## Task details
Every entry below should come back unchanged, except that the pictures are dropped.

═══ Material provided

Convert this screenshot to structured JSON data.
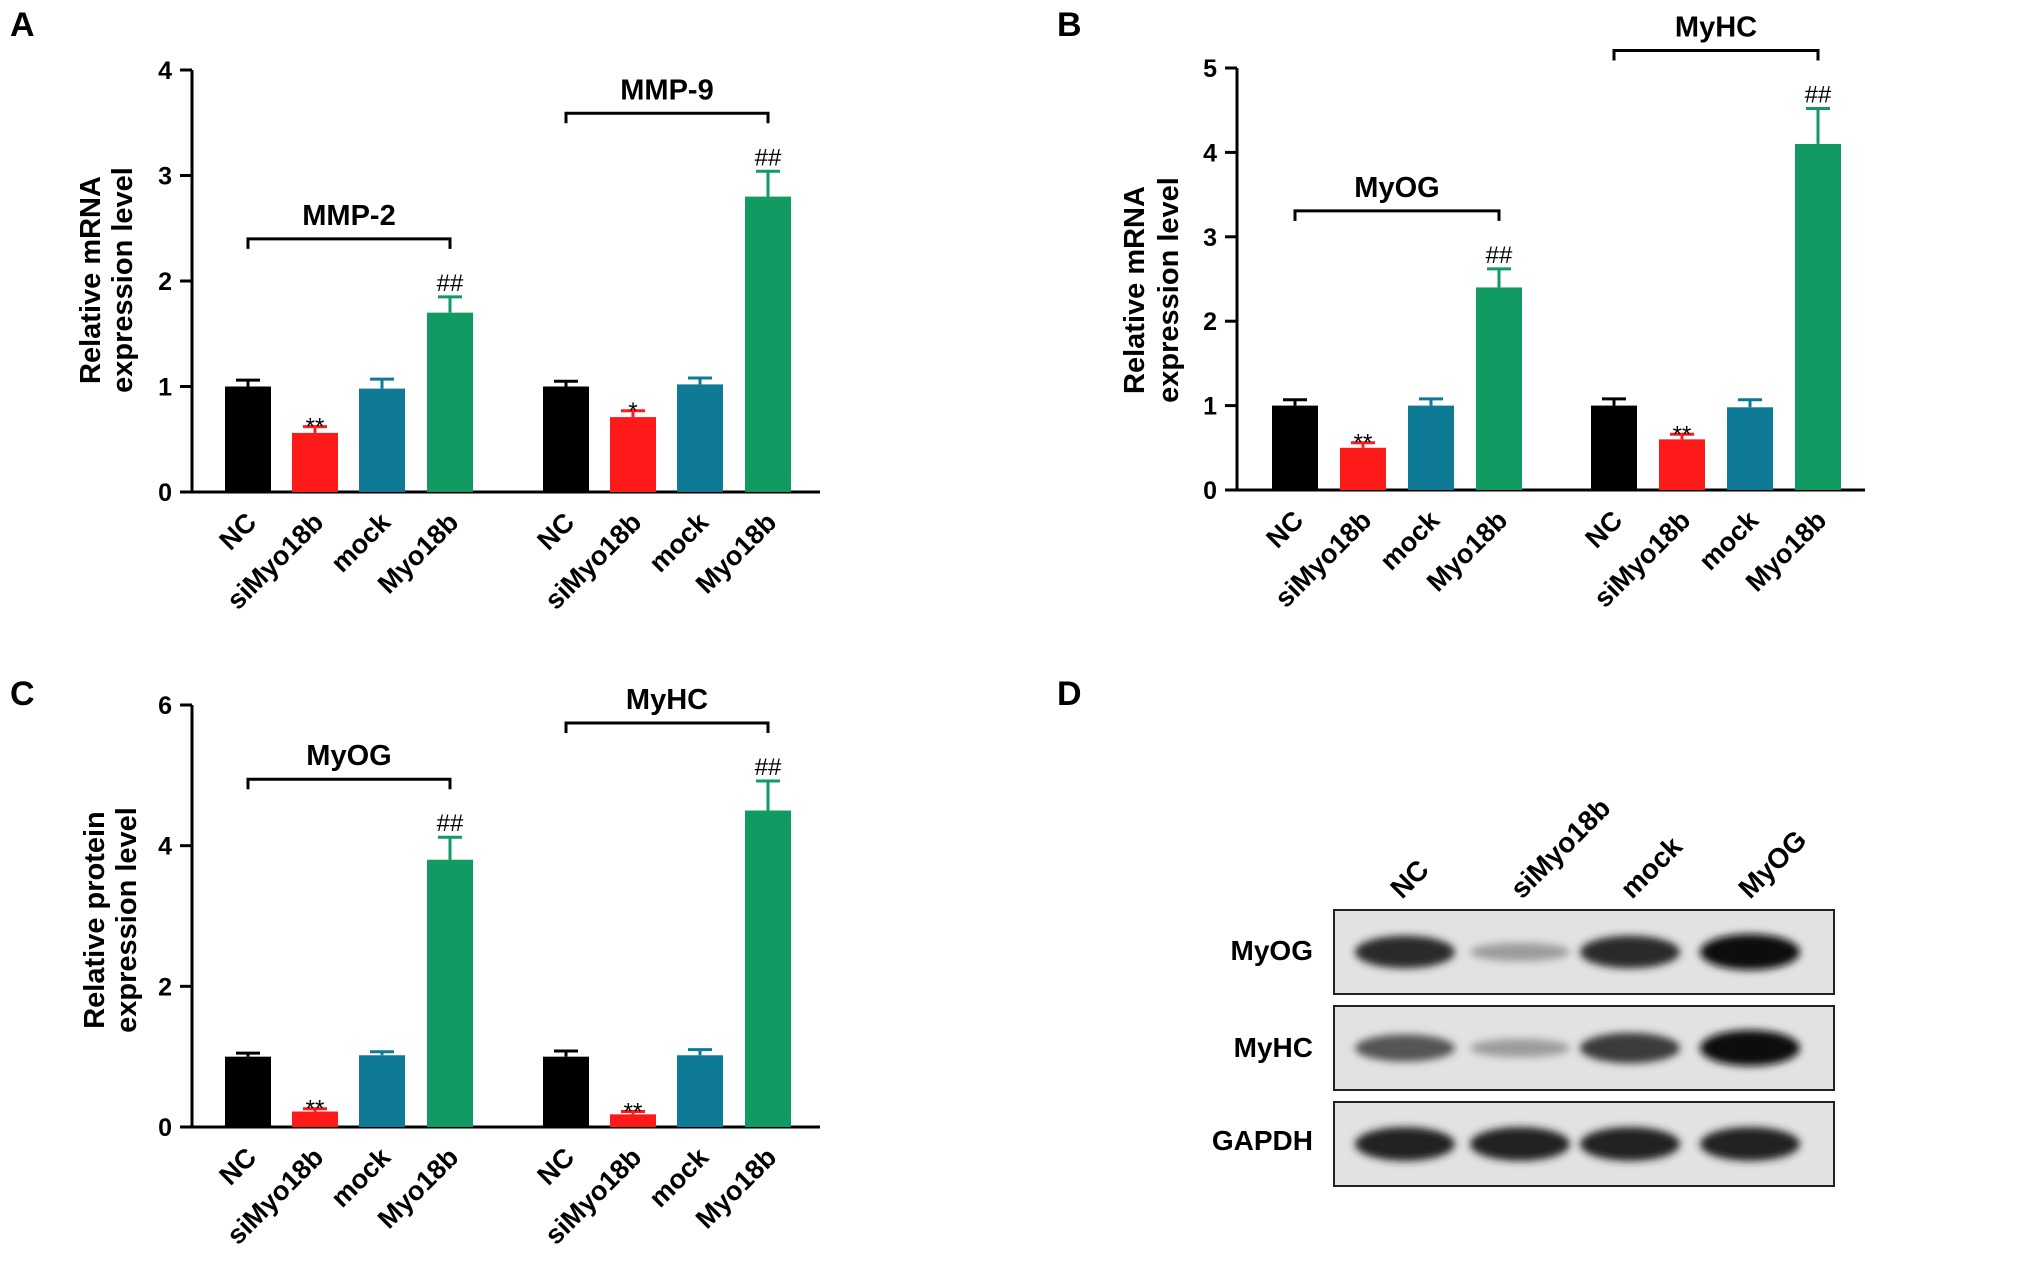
{
  "panels": [
    {
      "letter": "A"
    },
    {
      "letter": "B"
    },
    {
      "letter": "C"
    },
    {
      "letter": "D"
    }
  ],
  "colors": {
    "NC": "#000000",
    "siMyo18b": "#ff1a1a",
    "mock": "#0f7a96",
    "Myo18b": "#119b63"
  },
  "chart_data": [
    {
      "type": "bar",
      "panel": "A",
      "ylabel": [
        "Relative mRNA",
        "expression level"
      ],
      "ylim": [
        0,
        4
      ],
      "yticks": [
        0,
        1,
        2,
        3,
        4
      ],
      "categories": [
        "NC",
        "siMyo18b",
        "mock",
        "Myo18b"
      ],
      "groups": [
        {
          "name": "MMP-2",
          "values": [
            1.0,
            0.56,
            0.98,
            1.7
          ],
          "errors": [
            0.06,
            0.06,
            0.09,
            0.15
          ],
          "annotations": [
            "",
            "**",
            "",
            "##"
          ]
        },
        {
          "name": "MMP-9",
          "values": [
            1.0,
            0.71,
            1.02,
            2.8
          ],
          "errors": [
            0.05,
            0.06,
            0.06,
            0.24
          ],
          "annotations": [
            "",
            "*",
            "",
            "##"
          ]
        }
      ]
    },
    {
      "type": "bar",
      "panel": "B",
      "ylabel": [
        "Relative mRNA",
        "expression level"
      ],
      "ylim": [
        0,
        5
      ],
      "yticks": [
        0,
        1,
        2,
        3,
        4,
        5
      ],
      "categories": [
        "NC",
        "siMyo18b",
        "mock",
        "Myo18b"
      ],
      "groups": [
        {
          "name": "MyOG",
          "values": [
            1.0,
            0.5,
            1.0,
            2.4
          ],
          "errors": [
            0.07,
            0.06,
            0.08,
            0.22
          ],
          "annotations": [
            "",
            "**",
            "",
            "##"
          ]
        },
        {
          "name": "MyHC",
          "values": [
            1.0,
            0.6,
            0.98,
            4.1
          ],
          "errors": [
            0.08,
            0.06,
            0.09,
            0.42
          ],
          "annotations": [
            "",
            "**",
            "",
            "##"
          ]
        }
      ]
    },
    {
      "type": "bar",
      "panel": "C",
      "ylabel": [
        "Relative protein",
        "expression level"
      ],
      "ylim": [
        0,
        6
      ],
      "yticks": [
        0,
        2,
        4,
        6
      ],
      "categories": [
        "NC",
        "siMyo18b",
        "mock",
        "Myo18b"
      ],
      "groups": [
        {
          "name": "MyOG",
          "values": [
            1.0,
            0.22,
            1.02,
            3.8
          ],
          "errors": [
            0.05,
            0.04,
            0.05,
            0.32
          ],
          "annotations": [
            "",
            "**",
            "",
            "##"
          ]
        },
        {
          "name": "MyHC",
          "values": [
            1.0,
            0.18,
            1.02,
            4.5
          ],
          "errors": [
            0.08,
            0.04,
            0.08,
            0.42
          ],
          "annotations": [
            "",
            "**",
            "",
            "##"
          ]
        }
      ]
    }
  ],
  "western_blot": {
    "lanes": [
      "NC",
      "siMyo18b",
      "mock",
      "MyOG"
    ],
    "rows": [
      {
        "label": "MyOG",
        "intensities": [
          0.85,
          0.2,
          0.85,
          1.0
        ]
      },
      {
        "label": "MyHC",
        "intensities": [
          0.6,
          0.2,
          0.75,
          1.0
        ]
      },
      {
        "label": "GAPDH",
        "intensities": [
          0.9,
          0.9,
          0.9,
          0.9
        ]
      }
    ]
  }
}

══════

## Answer to the exercise
Convert this screenshot to structured JSON data.
{
  "panels": [
    {
      "letter": "A"
    },
    {
      "letter": "B"
    },
    {
      "letter": "C"
    },
    {
      "letter": "D"
    }
  ],
  "colors": {
    "NC": "#000000",
    "siMyo18b": "#ff1a1a",
    "mock": "#0f7a96",
    "Myo18b": "#119b63"
  },
  "chart_data": [
    {
      "type": "bar",
      "panel": "A",
      "ylabel": [
        "Relative mRNA",
        "expression level"
      ],
      "ylim": [
        0,
        4
      ],
      "yticks": [
        0,
        1,
        2,
        3,
        4
      ],
      "categories": [
        "NC",
        "siMyo18b",
        "mock",
        "Myo18b"
      ],
      "groups": [
        {
          "name": "MMP-2",
          "values": [
            1.0,
            0.56,
            0.98,
            1.7
          ],
          "errors": [
            0.06,
            0.06,
            0.09,
            0.15
          ],
          "annotations": [
            "",
            "**",
            "",
            "##"
          ]
        },
        {
          "name": "MMP-9",
          "values": [
            1.0,
            0.71,
            1.02,
            2.8
          ],
          "errors": [
            0.05,
            0.06,
            0.06,
            0.24
          ],
          "annotations": [
            "",
            "*",
            "",
            "##"
          ]
        }
      ]
    },
    {
      "type": "bar",
      "panel": "B",
      "ylabel": [
        "Relative mRNA",
        "expression level"
      ],
      "ylim": [
        0,
        5
      ],
      "yticks": [
        0,
        1,
        2,
        3,
        4,
        5
      ],
      "categories": [
        "NC",
        "siMyo18b",
        "mock",
        "Myo18b"
      ],
      "groups": [
        {
          "name": "MyOG",
          "values": [
            1.0,
            0.5,
            1.0,
            2.4
          ],
          "errors": [
            0.07,
            0.06,
            0.08,
            0.22
          ],
          "annotations": [
            "",
            "**",
            "",
            "##"
          ]
        },
        {
          "name": "MyHC",
          "values": [
            1.0,
            0.6,
            0.98,
            4.1
          ],
          "errors": [
            0.08,
            0.06,
            0.09,
            0.42
          ],
          "annotations": [
            "",
            "**",
            "",
            "##"
          ]
        }
      ]
    },
    {
      "type": "bar",
      "panel": "C",
      "ylabel": [
        "Relative protein",
        "expression level"
      ],
      "ylim": [
        0,
        6
      ],
      "yticks": [
        0,
        2,
        4,
        6
      ],
      "categories": [
        "NC",
        "siMyo18b",
        "mock",
        "Myo18b"
      ],
      "groups": [
        {
          "name": "MyOG",
          "values": [
            1.0,
            0.22,
            1.02,
            3.8
          ],
          "errors": [
            0.05,
            0.04,
            0.05,
            0.32
          ],
          "annotations": [
            "",
            "**",
            "",
            "##"
          ]
        },
        {
          "name": "MyHC",
          "values": [
            1.0,
            0.18,
            1.02,
            4.5
          ],
          "errors": [
            0.08,
            0.04,
            0.08,
            0.42
          ],
          "annotations": [
            "",
            "**",
            "",
            "##"
          ]
        }
      ]
    }
  ],
  "western_blot": {
    "lanes": [
      "NC",
      "siMyo18b",
      "mock",
      "MyOG"
    ],
    "rows": [
      {
        "label": "MyOG",
        "intensities": [
          0.85,
          0.2,
          0.85,
          1.0
        ]
      },
      {
        "label": "MyHC",
        "intensities": [
          0.6,
          0.2,
          0.75,
          1.0
        ]
      },
      {
        "label": "GAPDH",
        "intensities": [
          0.9,
          0.9,
          0.9,
          0.9
        ]
      }
    ]
  }
}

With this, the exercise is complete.